▶ **WORK REQUIRED**
Restate each entry word for word, leaving nothing out.

>> start

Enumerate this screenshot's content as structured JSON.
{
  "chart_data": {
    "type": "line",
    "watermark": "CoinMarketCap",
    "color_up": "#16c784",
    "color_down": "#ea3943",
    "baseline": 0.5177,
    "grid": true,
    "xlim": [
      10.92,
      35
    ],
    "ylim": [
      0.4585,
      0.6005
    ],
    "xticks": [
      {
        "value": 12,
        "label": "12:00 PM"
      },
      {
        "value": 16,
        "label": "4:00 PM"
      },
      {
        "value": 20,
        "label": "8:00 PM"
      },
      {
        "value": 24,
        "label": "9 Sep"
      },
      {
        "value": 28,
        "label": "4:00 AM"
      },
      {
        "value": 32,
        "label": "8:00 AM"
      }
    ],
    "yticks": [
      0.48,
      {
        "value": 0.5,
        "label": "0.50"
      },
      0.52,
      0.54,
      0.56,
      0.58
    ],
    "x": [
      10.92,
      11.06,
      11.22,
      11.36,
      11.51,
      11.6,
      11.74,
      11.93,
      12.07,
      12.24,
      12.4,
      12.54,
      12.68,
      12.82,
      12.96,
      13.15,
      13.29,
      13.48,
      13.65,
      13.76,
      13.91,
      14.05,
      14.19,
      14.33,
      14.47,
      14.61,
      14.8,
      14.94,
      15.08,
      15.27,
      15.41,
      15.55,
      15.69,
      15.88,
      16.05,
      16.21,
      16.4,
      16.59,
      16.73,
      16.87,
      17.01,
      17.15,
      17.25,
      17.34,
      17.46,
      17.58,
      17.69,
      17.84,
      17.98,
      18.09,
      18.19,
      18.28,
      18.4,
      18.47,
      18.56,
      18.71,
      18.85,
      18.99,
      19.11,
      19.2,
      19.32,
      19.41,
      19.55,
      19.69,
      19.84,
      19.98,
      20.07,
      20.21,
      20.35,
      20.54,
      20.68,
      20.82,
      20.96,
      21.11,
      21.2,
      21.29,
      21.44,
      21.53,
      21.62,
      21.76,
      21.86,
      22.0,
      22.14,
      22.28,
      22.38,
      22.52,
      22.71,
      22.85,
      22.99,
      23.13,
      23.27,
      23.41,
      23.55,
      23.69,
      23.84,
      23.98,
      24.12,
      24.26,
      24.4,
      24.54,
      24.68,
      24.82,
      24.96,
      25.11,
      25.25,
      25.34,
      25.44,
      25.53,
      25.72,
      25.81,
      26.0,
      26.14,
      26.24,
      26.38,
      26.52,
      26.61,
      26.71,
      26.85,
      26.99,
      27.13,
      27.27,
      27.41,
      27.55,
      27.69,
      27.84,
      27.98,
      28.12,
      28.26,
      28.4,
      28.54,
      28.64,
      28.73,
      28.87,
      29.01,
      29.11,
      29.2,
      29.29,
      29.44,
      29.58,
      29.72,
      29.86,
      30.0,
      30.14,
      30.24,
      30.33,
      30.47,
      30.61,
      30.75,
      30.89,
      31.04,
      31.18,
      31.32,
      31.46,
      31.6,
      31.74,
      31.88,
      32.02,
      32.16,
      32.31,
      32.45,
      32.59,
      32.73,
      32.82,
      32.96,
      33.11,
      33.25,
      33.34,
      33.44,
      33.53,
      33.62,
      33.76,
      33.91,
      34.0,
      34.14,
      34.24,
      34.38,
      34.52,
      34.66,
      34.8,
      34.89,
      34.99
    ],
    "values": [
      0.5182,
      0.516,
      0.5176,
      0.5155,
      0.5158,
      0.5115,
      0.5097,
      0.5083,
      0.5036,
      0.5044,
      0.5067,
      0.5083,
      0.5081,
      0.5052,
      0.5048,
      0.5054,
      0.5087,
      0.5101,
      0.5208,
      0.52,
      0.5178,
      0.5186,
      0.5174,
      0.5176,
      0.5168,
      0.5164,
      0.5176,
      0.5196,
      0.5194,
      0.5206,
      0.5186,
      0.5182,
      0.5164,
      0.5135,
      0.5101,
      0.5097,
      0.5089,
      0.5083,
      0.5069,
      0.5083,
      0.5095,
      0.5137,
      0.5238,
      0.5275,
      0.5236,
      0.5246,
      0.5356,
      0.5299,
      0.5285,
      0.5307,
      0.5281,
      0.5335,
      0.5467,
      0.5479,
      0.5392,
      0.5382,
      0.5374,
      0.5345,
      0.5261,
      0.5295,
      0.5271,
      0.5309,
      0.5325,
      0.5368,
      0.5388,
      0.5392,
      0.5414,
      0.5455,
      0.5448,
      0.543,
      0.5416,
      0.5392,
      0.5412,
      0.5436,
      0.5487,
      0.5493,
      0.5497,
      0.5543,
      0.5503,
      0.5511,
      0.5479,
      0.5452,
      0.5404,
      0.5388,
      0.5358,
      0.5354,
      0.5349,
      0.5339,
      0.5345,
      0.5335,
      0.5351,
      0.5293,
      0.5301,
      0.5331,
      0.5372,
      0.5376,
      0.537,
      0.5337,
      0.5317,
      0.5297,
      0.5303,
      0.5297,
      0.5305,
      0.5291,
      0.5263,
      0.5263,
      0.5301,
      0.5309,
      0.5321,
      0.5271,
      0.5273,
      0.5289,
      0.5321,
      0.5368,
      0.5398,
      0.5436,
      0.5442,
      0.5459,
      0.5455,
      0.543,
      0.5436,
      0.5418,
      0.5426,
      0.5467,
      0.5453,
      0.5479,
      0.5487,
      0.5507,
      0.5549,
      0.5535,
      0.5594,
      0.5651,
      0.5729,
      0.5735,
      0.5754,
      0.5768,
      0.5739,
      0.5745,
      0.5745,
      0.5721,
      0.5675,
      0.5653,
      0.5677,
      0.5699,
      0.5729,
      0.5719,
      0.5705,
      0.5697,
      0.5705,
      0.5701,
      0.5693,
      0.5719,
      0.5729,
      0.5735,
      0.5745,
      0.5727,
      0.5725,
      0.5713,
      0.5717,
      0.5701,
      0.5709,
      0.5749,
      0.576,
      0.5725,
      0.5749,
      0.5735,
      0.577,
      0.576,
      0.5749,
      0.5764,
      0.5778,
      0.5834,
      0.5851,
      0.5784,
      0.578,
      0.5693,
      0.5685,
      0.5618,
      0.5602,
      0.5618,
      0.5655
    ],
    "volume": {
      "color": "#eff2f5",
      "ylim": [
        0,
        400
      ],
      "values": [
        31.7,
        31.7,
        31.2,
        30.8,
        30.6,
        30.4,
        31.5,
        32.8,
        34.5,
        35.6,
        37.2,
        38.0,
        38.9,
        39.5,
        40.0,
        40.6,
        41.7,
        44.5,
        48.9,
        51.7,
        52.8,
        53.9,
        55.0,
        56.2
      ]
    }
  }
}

>> end

▶ **COMPLETE ANSWER**
Enumerate this screenshot's content as structured JSON.
{
  "chart_data": {
    "type": "line",
    "watermark": "CoinMarketCap",
    "color_up": "#16c784",
    "color_down": "#ea3943",
    "baseline": 0.5177,
    "grid": true,
    "xlim": [
      10.92,
      35
    ],
    "ylim": [
      0.4585,
      0.6005
    ],
    "xticks": [
      {
        "value": 12,
        "label": "12:00 PM"
      },
      {
        "value": 16,
        "label": "4:00 PM"
      },
      {
        "value": 20,
        "label": "8:00 PM"
      },
      {
        "value": 24,
        "label": "9 Sep"
      },
      {
        "value": 28,
        "label": "4:00 AM"
      },
      {
        "value": 32,
        "label": "8:00 AM"
      }
    ],
    "yticks": [
      0.48,
      {
        "value": 0.5,
        "label": "0.50"
      },
      0.52,
      0.54,
      0.56,
      0.58
    ],
    "x": [
      10.92,
      11.06,
      11.22,
      11.36,
      11.51,
      11.6,
      11.74,
      11.93,
      12.07,
      12.24,
      12.4,
      12.54,
      12.68,
      12.82,
      12.96,
      13.15,
      13.29,
      13.48,
      13.65,
      13.76,
      13.91,
      14.05,
      14.19,
      14.33,
      14.47,
      14.61,
      14.8,
      14.94,
      15.08,
      15.27,
      15.41,
      15.55,
      15.69,
      15.88,
      16.05,
      16.21,
      16.4,
      16.59,
      16.73,
      16.87,
      17.01,
      17.15,
      17.25,
      17.34,
      17.46,
      17.58,
      17.69,
      17.84,
      17.98,
      18.09,
      18.19,
      18.28,
      18.4,
      18.47,
      18.56,
      18.71,
      18.85,
      18.99,
      19.11,
      19.2,
      19.32,
      19.41,
      19.55,
      19.69,
      19.84,
      19.98,
      20.07,
      20.21,
      20.35,
      20.54,
      20.68,
      20.82,
      20.96,
      21.11,
      21.2,
      21.29,
      21.44,
      21.53,
      21.62,
      21.76,
      21.86,
      22.0,
      22.14,
      22.28,
      22.38,
      22.52,
      22.71,
      22.85,
      22.99,
      23.13,
      23.27,
      23.41,
      23.55,
      23.69,
      23.84,
      23.98,
      24.12,
      24.26,
      24.4,
      24.54,
      24.68,
      24.82,
      24.96,
      25.11,
      25.25,
      25.34,
      25.44,
      25.53,
      25.72,
      25.81,
      26.0,
      26.14,
      26.24,
      26.38,
      26.52,
      26.61,
      26.71,
      26.85,
      26.99,
      27.13,
      27.27,
      27.41,
      27.55,
      27.69,
      27.84,
      27.98,
      28.12,
      28.26,
      28.4,
      28.54,
      28.64,
      28.73,
      28.87,
      29.01,
      29.11,
      29.2,
      29.29,
      29.44,
      29.58,
      29.72,
      29.86,
      30.0,
      30.14,
      30.24,
      30.33,
      30.47,
      30.61,
      30.75,
      30.89,
      31.04,
      31.18,
      31.32,
      31.46,
      31.6,
      31.74,
      31.88,
      32.02,
      32.16,
      32.31,
      32.45,
      32.59,
      32.73,
      32.82,
      32.96,
      33.11,
      33.25,
      33.34,
      33.44,
      33.53,
      33.62,
      33.76,
      33.91,
      34.0,
      34.14,
      34.24,
      34.38,
      34.52,
      34.66,
      34.8,
      34.89,
      34.99
    ],
    "values": [
      0.5182,
      0.516,
      0.5176,
      0.5155,
      0.5158,
      0.5115,
      0.5097,
      0.5083,
      0.5036,
      0.5044,
      0.5067,
      0.5083,
      0.5081,
      0.5052,
      0.5048,
      0.5054,
      0.5087,
      0.5101,
      0.5208,
      0.52,
      0.5178,
      0.5186,
      0.5174,
      0.5176,
      0.5168,
      0.5164,
      0.5176,
      0.5196,
      0.5194,
      0.5206,
      0.5186,
      0.5182,
      0.5164,
      0.5135,
      0.5101,
      0.5097,
      0.5089,
      0.5083,
      0.5069,
      0.5083,
      0.5095,
      0.5137,
      0.5238,
      0.5275,
      0.5236,
      0.5246,
      0.5356,
      0.5299,
      0.5285,
      0.5307,
      0.5281,
      0.5335,
      0.5467,
      0.5479,
      0.5392,
      0.5382,
      0.5374,
      0.5345,
      0.5261,
      0.5295,
      0.5271,
      0.5309,
      0.5325,
      0.5368,
      0.5388,
      0.5392,
      0.5414,
      0.5455,
      0.5448,
      0.543,
      0.5416,
      0.5392,
      0.5412,
      0.5436,
      0.5487,
      0.5493,
      0.5497,
      0.5543,
      0.5503,
      0.5511,
      0.5479,
      0.5452,
      0.5404,
      0.5388,
      0.5358,
      0.5354,
      0.5349,
      0.5339,
      0.5345,
      0.5335,
      0.5351,
      0.5293,
      0.5301,
      0.5331,
      0.5372,
      0.5376,
      0.537,
      0.5337,
      0.5317,
      0.5297,
      0.5303,
      0.5297,
      0.5305,
      0.5291,
      0.5263,
      0.5263,
      0.5301,
      0.5309,
      0.5321,
      0.5271,
      0.5273,
      0.5289,
      0.5321,
      0.5368,
      0.5398,
      0.5436,
      0.5442,
      0.5459,
      0.5455,
      0.543,
      0.5436,
      0.5418,
      0.5426,
      0.5467,
      0.5453,
      0.5479,
      0.5487,
      0.5507,
      0.5549,
      0.5535,
      0.5594,
      0.5651,
      0.5729,
      0.5735,
      0.5754,
      0.5768,
      0.5739,
      0.5745,
      0.5745,
      0.5721,
      0.5675,
      0.5653,
      0.5677,
      0.5699,
      0.5729,
      0.5719,
      0.5705,
      0.5697,
      0.5705,
      0.5701,
      0.5693,
      0.5719,
      0.5729,
      0.5735,
      0.5745,
      0.5727,
      0.5725,
      0.5713,
      0.5717,
      0.5701,
      0.5709,
      0.5749,
      0.576,
      0.5725,
      0.5749,
      0.5735,
      0.577,
      0.576,
      0.5749,
      0.5764,
      0.5778,
      0.5834,
      0.5851,
      0.5784,
      0.578,
      0.5693,
      0.5685,
      0.5618,
      0.5602,
      0.5618,
      0.5655
    ],
    "volume": {
      "color": "#eff2f5",
      "ylim": [
        0,
        400
      ],
      "values": [
        31.7,
        31.7,
        31.2,
        30.8,
        30.6,
        30.4,
        31.5,
        32.8,
        34.5,
        35.6,
        37.2,
        38.0,
        38.9,
        39.5,
        40.0,
        40.6,
        41.7,
        44.5,
        48.9,
        51.7,
        52.8,
        53.9,
        55.0,
        56.2
      ]
    }
  }
}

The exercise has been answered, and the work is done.